In the lines from the one containing "What elements are" through the one containing "tree-node-label[interactable]: 全体設計 —", inclusive, swap every "item-icon" for "entry-icon" and repeat those lines with nothing else changed. Leave out the pictures and any items outside that span.

Entries provided –
+ + + +
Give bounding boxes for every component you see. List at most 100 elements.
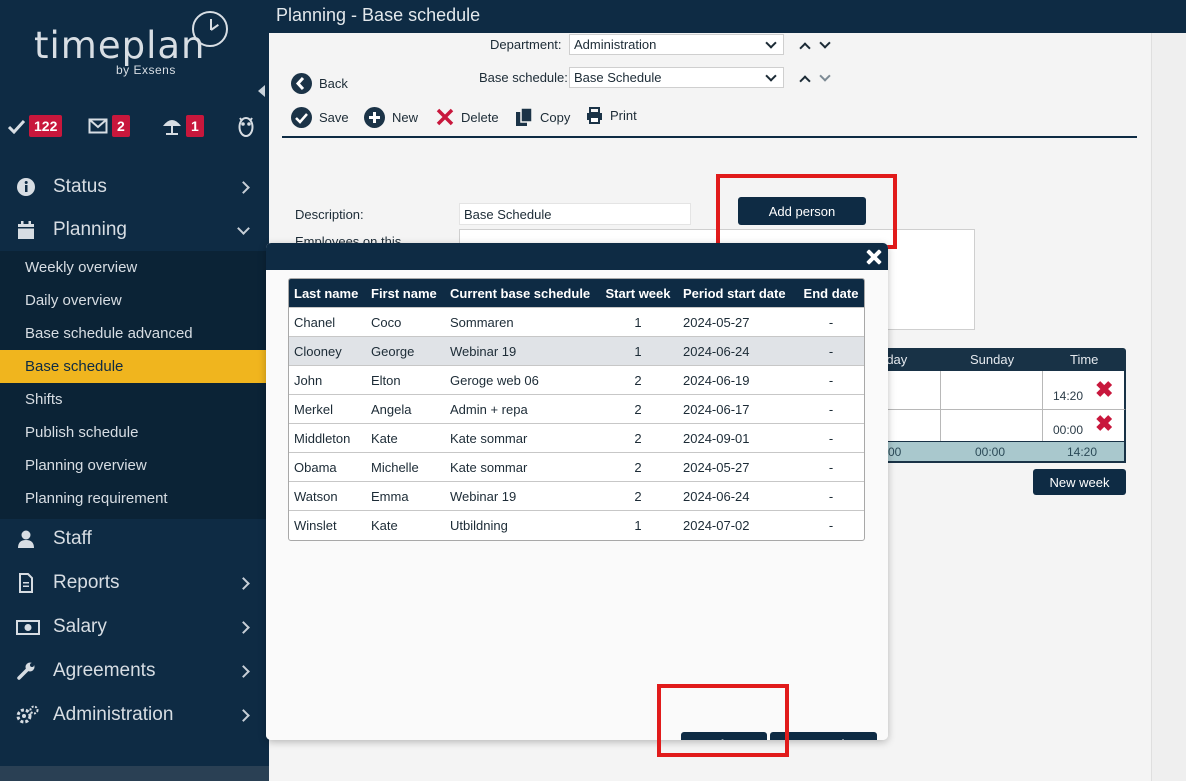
+ + + +
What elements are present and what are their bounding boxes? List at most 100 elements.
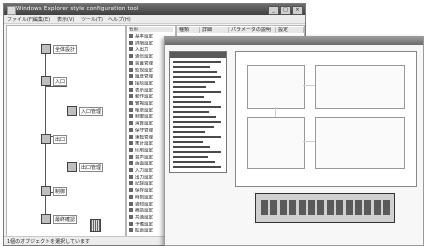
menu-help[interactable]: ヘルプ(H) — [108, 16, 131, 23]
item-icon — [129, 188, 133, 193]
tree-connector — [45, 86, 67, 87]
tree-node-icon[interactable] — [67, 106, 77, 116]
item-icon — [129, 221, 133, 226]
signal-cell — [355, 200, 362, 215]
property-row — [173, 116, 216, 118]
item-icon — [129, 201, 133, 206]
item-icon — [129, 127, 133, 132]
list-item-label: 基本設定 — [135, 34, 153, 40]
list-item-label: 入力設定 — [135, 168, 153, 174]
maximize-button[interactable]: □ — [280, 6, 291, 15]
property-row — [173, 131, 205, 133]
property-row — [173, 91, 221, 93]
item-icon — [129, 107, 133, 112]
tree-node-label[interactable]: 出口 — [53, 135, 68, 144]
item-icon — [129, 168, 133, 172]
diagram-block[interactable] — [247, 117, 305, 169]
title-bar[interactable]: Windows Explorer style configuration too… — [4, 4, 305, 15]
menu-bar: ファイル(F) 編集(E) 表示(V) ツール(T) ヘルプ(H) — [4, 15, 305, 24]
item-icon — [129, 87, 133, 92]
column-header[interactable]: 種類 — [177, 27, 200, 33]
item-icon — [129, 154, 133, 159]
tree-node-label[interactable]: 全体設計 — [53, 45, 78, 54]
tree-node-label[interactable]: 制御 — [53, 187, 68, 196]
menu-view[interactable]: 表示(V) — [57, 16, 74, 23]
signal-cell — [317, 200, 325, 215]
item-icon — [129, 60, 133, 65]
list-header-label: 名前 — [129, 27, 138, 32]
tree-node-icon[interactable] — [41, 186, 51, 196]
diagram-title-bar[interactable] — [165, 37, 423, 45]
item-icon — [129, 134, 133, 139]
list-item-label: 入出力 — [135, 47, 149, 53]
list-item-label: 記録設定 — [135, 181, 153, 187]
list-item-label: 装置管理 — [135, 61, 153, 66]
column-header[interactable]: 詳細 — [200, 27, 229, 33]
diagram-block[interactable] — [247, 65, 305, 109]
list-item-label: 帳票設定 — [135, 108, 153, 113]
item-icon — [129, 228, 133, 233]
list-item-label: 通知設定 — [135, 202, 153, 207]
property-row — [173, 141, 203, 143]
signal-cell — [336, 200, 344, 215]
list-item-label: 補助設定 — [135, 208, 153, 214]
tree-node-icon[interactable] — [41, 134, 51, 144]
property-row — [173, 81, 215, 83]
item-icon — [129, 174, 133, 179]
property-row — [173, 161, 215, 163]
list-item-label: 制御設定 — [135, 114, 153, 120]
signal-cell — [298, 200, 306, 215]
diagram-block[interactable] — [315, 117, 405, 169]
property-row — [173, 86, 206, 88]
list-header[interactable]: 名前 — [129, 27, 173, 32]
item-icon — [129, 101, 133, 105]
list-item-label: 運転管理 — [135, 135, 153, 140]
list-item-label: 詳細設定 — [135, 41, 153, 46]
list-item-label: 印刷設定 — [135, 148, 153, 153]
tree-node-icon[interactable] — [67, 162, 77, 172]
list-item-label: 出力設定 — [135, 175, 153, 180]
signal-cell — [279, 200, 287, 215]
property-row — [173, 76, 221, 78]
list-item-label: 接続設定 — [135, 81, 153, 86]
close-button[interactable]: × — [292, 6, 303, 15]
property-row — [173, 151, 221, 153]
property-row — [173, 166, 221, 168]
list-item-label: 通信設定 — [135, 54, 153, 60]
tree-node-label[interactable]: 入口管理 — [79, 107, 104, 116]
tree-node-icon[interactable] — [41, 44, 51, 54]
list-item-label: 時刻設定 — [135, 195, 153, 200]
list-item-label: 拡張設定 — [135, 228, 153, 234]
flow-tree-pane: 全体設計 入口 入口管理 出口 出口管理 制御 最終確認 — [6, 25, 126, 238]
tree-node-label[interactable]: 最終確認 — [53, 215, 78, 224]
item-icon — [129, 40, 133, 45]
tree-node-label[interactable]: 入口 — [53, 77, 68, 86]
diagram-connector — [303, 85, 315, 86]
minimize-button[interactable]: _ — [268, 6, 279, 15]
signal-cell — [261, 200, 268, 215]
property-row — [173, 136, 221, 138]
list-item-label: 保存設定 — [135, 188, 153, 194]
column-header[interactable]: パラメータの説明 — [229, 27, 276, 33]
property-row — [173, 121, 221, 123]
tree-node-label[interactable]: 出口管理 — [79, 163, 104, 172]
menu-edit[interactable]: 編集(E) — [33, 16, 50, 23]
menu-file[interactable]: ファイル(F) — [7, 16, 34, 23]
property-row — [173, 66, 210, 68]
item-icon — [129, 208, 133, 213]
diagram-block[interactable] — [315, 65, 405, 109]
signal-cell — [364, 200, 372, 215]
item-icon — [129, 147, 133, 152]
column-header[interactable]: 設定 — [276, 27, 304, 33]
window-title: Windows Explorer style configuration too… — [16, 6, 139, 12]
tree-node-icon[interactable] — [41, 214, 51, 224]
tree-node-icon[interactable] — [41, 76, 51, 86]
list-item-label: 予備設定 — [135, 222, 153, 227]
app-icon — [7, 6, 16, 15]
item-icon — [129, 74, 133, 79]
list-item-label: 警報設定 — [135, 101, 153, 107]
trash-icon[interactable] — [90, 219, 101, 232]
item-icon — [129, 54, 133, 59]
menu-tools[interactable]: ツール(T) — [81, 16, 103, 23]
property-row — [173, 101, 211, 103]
+ + + +
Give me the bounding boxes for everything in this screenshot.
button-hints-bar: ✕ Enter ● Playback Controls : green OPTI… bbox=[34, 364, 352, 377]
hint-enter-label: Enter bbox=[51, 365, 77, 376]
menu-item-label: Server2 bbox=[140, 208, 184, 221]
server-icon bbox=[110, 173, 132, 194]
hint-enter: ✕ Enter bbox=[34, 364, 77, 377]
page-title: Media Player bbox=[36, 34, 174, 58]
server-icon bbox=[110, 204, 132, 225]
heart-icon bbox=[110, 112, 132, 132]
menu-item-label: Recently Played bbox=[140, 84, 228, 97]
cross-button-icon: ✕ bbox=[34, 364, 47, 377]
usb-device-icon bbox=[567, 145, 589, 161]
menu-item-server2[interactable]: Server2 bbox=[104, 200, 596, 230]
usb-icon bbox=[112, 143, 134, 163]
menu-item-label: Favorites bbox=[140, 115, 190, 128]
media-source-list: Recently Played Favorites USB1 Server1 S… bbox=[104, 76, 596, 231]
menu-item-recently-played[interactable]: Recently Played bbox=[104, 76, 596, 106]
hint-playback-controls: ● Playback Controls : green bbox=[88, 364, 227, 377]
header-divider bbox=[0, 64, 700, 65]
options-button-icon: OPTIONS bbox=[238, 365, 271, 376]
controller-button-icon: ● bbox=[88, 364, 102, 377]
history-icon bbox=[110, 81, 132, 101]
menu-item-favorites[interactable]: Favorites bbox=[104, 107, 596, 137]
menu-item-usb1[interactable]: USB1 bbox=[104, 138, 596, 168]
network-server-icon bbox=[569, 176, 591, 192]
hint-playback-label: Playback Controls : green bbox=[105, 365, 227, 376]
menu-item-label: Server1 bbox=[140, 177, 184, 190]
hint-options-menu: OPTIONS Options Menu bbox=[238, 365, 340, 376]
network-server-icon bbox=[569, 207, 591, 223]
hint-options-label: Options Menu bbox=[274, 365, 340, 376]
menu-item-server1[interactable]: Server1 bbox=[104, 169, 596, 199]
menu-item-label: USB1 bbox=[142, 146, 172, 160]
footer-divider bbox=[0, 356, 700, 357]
+ + + +
Output –
What elements are present and what are their bounding boxes? List at most 100 elements.
menu-help[interactable]: ヘルプ(H) — [108, 16, 131, 23]
entry-icon — [129, 188, 133, 193]
tree-connector — [45, 86, 67, 87]
tree-node-icon[interactable] — [67, 106, 77, 116]
entry-icon — [129, 221, 133, 226]
signal-cell — [355, 200, 362, 215]
property-row — [173, 116, 216, 118]
entry-icon — [129, 201, 133, 206]
entry-icon — [129, 127, 133, 132]
list-item-label: 基本設定 — [135, 34, 153, 40]
list-item-label: 入力設定 — [135, 168, 153, 174]
maximize-button[interactable]: □ — [280, 6, 291, 15]
property-row — [173, 131, 205, 133]
property-row — [173, 91, 221, 93]
entry-icon — [129, 107, 133, 112]
tree-node-label[interactable]: 出口 — [53, 135, 68, 144]
entry-icon — [129, 168, 133, 172]
diagram-block[interactable] — [247, 117, 305, 169]
title-bar[interactable]: Windows Explorer style configuration too… — [4, 4, 305, 15]
menu-bar: ファイル(F) 編集(E) 表示(V) ツール(T) ヘルプ(H) — [4, 15, 305, 24]
entry-icon — [129, 87, 133, 92]
column-header[interactable]: 種類 — [177, 27, 200, 33]
entry-icon — [129, 154, 133, 159]
tree-node-label[interactable]: 全体設計 — [53, 45, 78, 54]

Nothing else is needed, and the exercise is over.